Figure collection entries
• • • • • • •
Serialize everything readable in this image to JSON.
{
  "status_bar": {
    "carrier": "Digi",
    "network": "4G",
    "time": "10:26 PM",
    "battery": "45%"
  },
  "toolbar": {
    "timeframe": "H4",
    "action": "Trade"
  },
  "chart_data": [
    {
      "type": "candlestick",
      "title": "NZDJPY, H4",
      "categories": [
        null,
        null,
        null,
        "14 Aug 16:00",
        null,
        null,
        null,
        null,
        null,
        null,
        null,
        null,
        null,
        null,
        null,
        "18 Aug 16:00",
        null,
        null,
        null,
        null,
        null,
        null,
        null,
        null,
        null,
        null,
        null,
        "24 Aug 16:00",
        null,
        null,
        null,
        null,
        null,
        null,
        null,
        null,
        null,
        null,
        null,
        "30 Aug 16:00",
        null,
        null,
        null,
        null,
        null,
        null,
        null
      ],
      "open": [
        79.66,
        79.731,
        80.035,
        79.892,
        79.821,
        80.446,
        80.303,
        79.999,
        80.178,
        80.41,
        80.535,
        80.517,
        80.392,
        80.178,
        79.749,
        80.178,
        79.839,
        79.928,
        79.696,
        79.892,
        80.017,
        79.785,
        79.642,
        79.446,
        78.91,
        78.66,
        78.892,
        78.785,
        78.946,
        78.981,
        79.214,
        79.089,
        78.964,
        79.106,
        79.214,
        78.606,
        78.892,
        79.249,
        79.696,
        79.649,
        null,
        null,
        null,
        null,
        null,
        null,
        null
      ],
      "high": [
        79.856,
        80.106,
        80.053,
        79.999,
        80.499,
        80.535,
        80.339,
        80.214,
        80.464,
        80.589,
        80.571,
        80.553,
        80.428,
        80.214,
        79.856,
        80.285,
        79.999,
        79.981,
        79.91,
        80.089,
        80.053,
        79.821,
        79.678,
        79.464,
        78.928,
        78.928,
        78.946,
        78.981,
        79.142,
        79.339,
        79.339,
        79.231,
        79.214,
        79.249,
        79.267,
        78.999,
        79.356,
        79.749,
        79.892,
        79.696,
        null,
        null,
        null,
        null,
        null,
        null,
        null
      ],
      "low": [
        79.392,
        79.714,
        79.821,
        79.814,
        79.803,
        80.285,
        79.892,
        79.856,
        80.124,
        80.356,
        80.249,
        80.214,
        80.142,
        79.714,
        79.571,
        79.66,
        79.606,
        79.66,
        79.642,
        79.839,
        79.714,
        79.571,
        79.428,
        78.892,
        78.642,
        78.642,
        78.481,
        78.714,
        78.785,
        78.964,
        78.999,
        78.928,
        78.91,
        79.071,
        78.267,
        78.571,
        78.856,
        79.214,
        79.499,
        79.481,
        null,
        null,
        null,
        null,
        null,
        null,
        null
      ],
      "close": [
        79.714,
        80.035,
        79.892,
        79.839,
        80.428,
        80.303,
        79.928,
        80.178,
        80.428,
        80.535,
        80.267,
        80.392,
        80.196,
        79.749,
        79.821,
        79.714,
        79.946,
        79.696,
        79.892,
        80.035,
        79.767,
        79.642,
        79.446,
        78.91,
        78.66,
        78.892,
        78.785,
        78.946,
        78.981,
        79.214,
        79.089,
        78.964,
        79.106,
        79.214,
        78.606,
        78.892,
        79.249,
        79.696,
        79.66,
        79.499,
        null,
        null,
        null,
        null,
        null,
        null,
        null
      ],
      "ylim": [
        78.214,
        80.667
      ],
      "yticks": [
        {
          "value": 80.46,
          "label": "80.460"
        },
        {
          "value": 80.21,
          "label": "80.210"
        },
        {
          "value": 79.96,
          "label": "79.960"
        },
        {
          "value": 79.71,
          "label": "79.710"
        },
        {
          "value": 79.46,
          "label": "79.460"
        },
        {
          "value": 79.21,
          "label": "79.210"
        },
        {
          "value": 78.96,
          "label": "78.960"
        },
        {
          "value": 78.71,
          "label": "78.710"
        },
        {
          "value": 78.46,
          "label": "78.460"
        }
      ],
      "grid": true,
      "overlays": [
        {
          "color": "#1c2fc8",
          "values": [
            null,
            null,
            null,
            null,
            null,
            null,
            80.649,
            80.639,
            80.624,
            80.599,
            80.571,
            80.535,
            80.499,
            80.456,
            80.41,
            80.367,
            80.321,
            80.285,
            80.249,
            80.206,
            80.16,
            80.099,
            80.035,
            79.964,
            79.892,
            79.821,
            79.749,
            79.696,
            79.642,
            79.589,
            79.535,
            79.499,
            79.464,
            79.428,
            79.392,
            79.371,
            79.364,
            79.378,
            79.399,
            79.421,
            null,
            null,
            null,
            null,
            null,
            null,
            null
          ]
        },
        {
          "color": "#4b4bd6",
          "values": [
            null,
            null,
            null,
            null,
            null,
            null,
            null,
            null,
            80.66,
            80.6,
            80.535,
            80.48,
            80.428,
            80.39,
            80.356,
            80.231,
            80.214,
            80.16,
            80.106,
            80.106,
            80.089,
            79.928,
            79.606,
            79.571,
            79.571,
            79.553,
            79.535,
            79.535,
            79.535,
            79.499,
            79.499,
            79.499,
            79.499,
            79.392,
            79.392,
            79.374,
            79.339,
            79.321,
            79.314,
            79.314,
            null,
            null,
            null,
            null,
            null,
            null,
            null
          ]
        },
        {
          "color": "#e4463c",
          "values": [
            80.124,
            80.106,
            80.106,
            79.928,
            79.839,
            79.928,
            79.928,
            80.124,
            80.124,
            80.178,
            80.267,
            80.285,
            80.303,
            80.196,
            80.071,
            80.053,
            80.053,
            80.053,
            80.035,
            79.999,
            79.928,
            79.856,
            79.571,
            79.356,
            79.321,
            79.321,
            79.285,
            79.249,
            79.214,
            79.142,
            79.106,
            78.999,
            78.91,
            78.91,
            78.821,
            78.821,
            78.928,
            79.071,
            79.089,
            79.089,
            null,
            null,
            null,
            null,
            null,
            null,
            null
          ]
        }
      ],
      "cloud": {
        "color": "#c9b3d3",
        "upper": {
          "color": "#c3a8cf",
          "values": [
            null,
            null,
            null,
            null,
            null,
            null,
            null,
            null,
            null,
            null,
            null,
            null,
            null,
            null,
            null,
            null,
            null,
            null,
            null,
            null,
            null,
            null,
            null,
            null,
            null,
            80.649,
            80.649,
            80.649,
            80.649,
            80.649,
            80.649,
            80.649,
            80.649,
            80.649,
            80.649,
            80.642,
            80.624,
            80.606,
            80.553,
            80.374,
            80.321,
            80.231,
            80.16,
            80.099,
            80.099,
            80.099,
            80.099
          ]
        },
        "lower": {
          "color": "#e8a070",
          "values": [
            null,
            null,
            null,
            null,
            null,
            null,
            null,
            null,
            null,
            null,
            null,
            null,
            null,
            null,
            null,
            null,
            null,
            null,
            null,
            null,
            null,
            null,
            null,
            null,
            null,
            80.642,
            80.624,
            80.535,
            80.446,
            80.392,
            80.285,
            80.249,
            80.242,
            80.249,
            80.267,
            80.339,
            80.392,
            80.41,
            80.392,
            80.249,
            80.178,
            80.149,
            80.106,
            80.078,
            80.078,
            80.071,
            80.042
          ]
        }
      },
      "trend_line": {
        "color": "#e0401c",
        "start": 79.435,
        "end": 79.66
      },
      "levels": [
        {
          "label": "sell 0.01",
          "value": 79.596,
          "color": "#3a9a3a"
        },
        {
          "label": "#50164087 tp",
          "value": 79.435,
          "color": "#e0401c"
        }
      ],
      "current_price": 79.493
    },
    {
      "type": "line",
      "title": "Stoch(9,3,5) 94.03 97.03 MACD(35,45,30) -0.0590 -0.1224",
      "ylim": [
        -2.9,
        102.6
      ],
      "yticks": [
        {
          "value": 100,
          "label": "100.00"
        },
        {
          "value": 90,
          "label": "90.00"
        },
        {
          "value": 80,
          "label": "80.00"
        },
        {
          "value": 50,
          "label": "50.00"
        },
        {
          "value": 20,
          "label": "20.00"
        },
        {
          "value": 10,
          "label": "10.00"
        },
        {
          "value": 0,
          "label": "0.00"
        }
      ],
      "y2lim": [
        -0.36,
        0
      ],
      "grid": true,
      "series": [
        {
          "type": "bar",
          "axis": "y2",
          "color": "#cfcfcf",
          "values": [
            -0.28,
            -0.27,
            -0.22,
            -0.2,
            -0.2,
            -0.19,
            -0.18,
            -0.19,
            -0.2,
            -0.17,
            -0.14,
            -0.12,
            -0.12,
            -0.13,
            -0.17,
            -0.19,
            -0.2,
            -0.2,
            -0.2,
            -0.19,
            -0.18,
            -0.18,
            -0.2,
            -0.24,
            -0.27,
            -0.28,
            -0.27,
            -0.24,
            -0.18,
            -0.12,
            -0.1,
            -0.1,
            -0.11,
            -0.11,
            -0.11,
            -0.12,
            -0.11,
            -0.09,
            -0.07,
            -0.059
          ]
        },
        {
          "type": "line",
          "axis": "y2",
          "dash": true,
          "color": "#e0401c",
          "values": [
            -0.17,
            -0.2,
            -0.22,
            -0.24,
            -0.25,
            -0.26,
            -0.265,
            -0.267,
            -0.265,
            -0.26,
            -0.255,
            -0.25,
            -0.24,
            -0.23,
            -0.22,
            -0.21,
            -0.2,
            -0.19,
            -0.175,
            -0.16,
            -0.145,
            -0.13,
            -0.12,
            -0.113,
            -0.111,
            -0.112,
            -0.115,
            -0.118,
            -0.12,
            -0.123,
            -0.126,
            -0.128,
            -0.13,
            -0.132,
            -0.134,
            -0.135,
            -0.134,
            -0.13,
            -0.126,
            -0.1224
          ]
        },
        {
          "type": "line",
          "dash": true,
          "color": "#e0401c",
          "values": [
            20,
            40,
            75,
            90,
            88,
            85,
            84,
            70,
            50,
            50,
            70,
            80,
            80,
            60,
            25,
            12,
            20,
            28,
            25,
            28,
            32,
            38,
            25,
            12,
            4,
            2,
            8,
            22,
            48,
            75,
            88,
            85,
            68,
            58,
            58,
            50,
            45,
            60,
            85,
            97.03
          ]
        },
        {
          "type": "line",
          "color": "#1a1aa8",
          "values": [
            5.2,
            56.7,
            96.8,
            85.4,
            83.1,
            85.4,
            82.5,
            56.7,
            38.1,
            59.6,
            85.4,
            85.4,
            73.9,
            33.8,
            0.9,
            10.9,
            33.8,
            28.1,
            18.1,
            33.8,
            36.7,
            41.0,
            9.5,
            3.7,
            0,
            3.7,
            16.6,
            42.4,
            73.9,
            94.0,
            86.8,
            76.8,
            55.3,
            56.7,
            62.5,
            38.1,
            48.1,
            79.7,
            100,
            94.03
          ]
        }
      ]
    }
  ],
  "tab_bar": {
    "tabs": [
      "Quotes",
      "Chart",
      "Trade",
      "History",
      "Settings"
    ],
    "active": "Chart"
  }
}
• • • • • • •
• Given instruction: Count the lines in the records above that contain the word "title", and give only the number.

• Correct result: 2